Filter the records below down to lines containing "потоков".

• • • •

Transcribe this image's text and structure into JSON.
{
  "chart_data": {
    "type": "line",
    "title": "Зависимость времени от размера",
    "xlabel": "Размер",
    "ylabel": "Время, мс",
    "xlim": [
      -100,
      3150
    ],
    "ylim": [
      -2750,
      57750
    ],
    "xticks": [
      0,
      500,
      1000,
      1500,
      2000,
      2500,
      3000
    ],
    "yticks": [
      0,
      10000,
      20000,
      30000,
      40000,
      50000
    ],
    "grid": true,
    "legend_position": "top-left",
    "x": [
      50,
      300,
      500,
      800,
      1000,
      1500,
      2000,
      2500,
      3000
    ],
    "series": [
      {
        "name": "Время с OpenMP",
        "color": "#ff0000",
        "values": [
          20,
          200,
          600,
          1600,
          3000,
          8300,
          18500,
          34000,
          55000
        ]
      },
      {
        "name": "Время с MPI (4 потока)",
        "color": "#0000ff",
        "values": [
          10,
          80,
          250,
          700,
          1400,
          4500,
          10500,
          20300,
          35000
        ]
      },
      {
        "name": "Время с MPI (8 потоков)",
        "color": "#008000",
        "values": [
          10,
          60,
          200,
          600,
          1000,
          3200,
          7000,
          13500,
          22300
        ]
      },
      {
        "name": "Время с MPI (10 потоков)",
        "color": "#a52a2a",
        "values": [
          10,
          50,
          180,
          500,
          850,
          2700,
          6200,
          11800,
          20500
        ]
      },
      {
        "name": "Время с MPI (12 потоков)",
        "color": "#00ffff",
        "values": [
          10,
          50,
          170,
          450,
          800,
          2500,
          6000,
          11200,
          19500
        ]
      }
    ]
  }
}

• • • •

Output for this task -
        "name": "Время с MPI (8 потоков)",
        "name": "Время с MPI (10 потоков)",
        "name": "Время с MPI (12 потоков)",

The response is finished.